GIVEN EXERCISE:
Bring together all lines of the material below that contain the string "logement".

======== DATA LINES ========

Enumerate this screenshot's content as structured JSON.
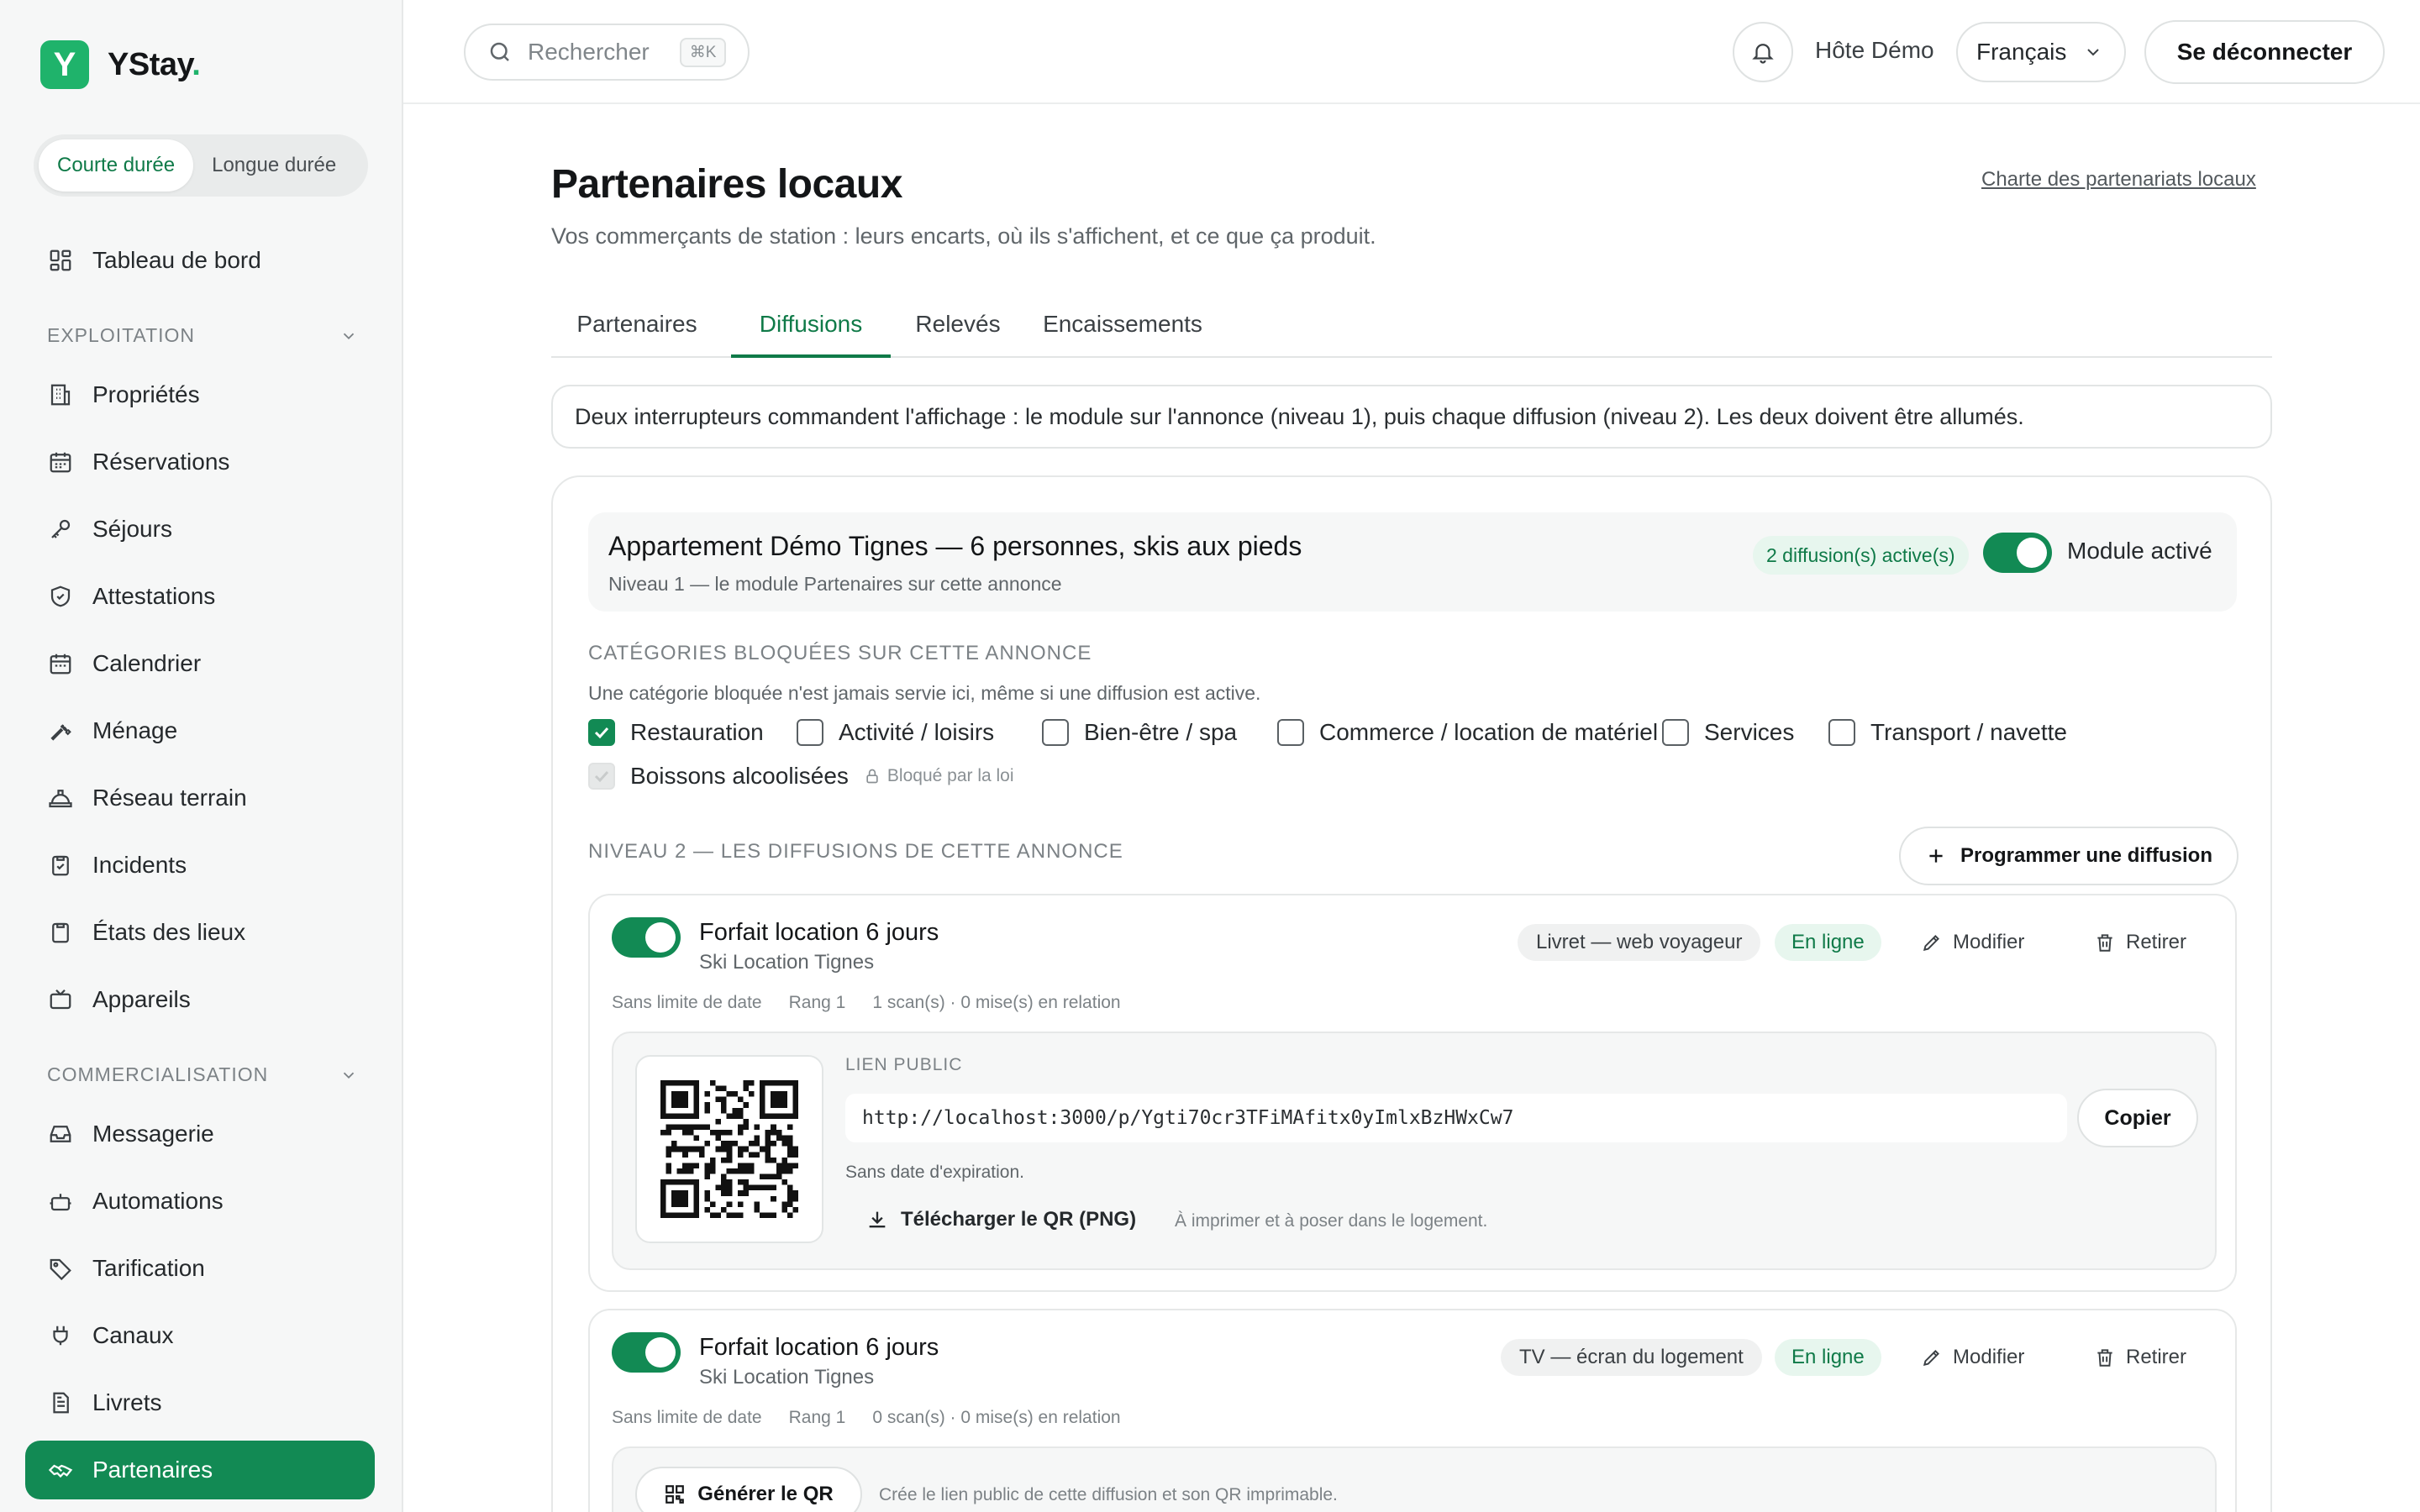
{
  "brand": {
    "logo_letter": "Y",
    "name": "YStay",
    "dot": ".",
    "accent": "#1fb36b"
  },
  "duration_toggle": {
    "short": "Courte durée",
    "long": "Longue durée",
    "selected": "Courte durée"
  },
  "sidebar": {
    "dashboard": {
      "label": "Tableau de bord",
      "icon": "dashboard-icon"
    },
    "section_exploitation": "EXPLOITATION",
    "exploitation": [
      {
        "label": "Propriétés",
        "icon": "building-icon"
      },
      {
        "label": "Réservations",
        "icon": "calendar-icon"
      },
      {
        "label": "Séjours",
        "icon": "key-icon"
      },
      {
        "label": "Attestations",
        "icon": "shield-icon"
      },
      {
        "label": "Calendrier",
        "icon": "calendar-icon"
      },
      {
        "label": "Ménage",
        "icon": "wrench-icon"
      },
      {
        "label": "Réseau terrain",
        "icon": "helmet-icon"
      },
      {
        "label": "Incidents",
        "icon": "clipboard-check-icon"
      },
      {
        "label": "États des lieux",
        "icon": "clipboard-icon"
      },
      {
        "label": "Appareils",
        "icon": "tv-icon"
      }
    ],
    "section_commercial": "COMMERCIALISATION",
    "commercial": [
      {
        "label": "Messagerie",
        "icon": "inbox-icon"
      },
      {
        "label": "Automations",
        "icon": "robot-icon"
      },
      {
        "label": "Tarification",
        "icon": "tag-icon"
      },
      {
        "label": "Canaux",
        "icon": "plug-icon"
      },
      {
        "label": "Livrets",
        "icon": "document-icon"
      },
      {
        "label": "Partenaires",
        "icon": "handshake-icon",
        "active": true
      }
    ]
  },
  "topbar": {
    "search_placeholder": "Rechercher",
    "shortcut": "⌘K",
    "host": "Hôte Démo",
    "language": "Français",
    "logout": "Se déconnecter"
  },
  "page": {
    "title": "Partenaires locaux",
    "subtitle": "Vos commerçants de station : leurs encarts, où ils s'affichent, et ce que ça produit.",
    "charter_link": "Charte des partenariats locaux",
    "tabs": [
      "Partenaires",
      "Diffusions",
      "Relevés",
      "Encaissements"
    ],
    "active_tab": "Diffusions",
    "info": "Deux interrupteurs commandent l'affichage : le module sur l'annonce (niveau 1), puis chaque diffusion (niveau 2). Les deux doivent être allumés."
  },
  "listing": {
    "title": "Appartement Démo Tignes — 6 personnes, skis aux pieds",
    "subtitle": "Niveau 1 — le module Partenaires sur cette annonce",
    "active_count": "2 diffusion(s) active(s)",
    "module_label": "Module activé",
    "module_on": true
  },
  "blocked": {
    "heading": "CATÉGORIES BLOQUÉES SUR CETTE ANNONCE",
    "description": "Une catégorie bloquée n'est jamais servie ici, même si une diffusion est active.",
    "categories": [
      {
        "label": "Restauration",
        "checked": true
      },
      {
        "label": "Activité / loisirs",
        "checked": false
      },
      {
        "label": "Bien-être / spa",
        "checked": false
      },
      {
        "label": "Commerce / location de matériel",
        "checked": false
      },
      {
        "label": "Services",
        "checked": false
      },
      {
        "label": "Transport / navette",
        "checked": false
      },
      {
        "label": "Boissons alcoolisées",
        "checked": true,
        "disabled": true,
        "note": "Bloqué par la loi"
      }
    ]
  },
  "level2": {
    "heading": "NIVEAU 2 — LES DIFFUSIONS DE CETTE ANNONCE",
    "program_button": "Programmer une diffusion"
  },
  "diffusions": [
    {
      "title": "Forfait location 6 jours",
      "partner": "Ski Location Tignes",
      "channel": "Livret — web voyageur",
      "status": "En ligne",
      "edit": "Modifier",
      "remove": "Retirer",
      "date": "Sans limite de date",
      "rank": "Rang 1",
      "stats": "1 scan(s) · 0 mise(s) en relation",
      "public_link_label": "LIEN PUBLIC",
      "url": "http://localhost:3000/p/Ygti70cr3TFiMAfitx0yImlxBzHWxCw7",
      "copy": "Copier",
      "expiry": "Sans date d'expiration.",
      "download": "Télécharger le QR (PNG)",
      "download_hint": "À imprimer et à poser dans le logement."
    },
    {
      "title": "Forfait location 6 jours",
      "partner": "Ski Location Tignes",
      "channel": "TV — écran du logement",
      "status": "En ligne",
      "edit": "Modifier",
      "remove": "Retirer",
      "date": "Sans limite de date",
      "rank": "Rang 1",
      "stats": "0 scan(s) · 0 mise(s) en relation",
      "generate": "Générer le QR",
      "generate_hint": "Crée le lien public de cette diffusion et son QR imprimable."
    }
  ]
}
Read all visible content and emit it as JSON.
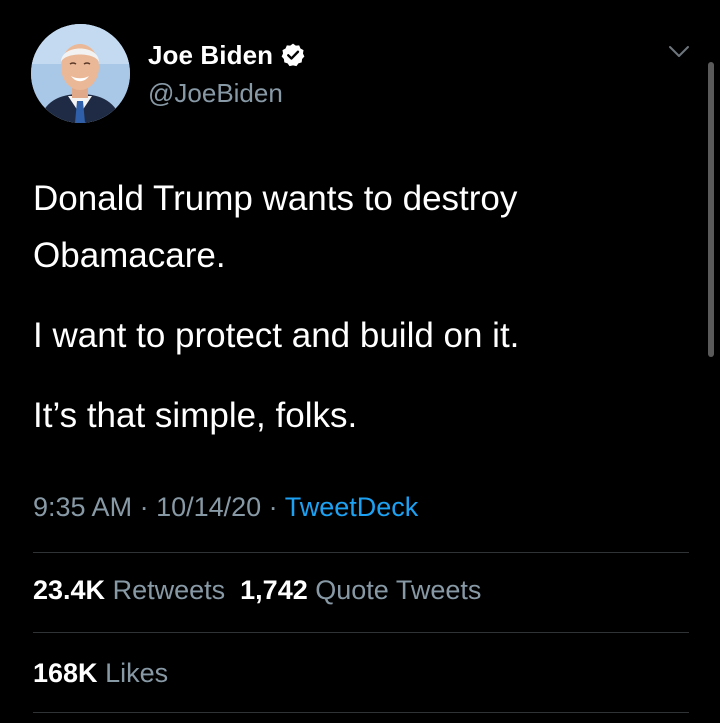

========

COMPLETED TASK:
      "download_hint": "À imprimer et à poser dans le logement."
      "channel": "TV — écran du logement",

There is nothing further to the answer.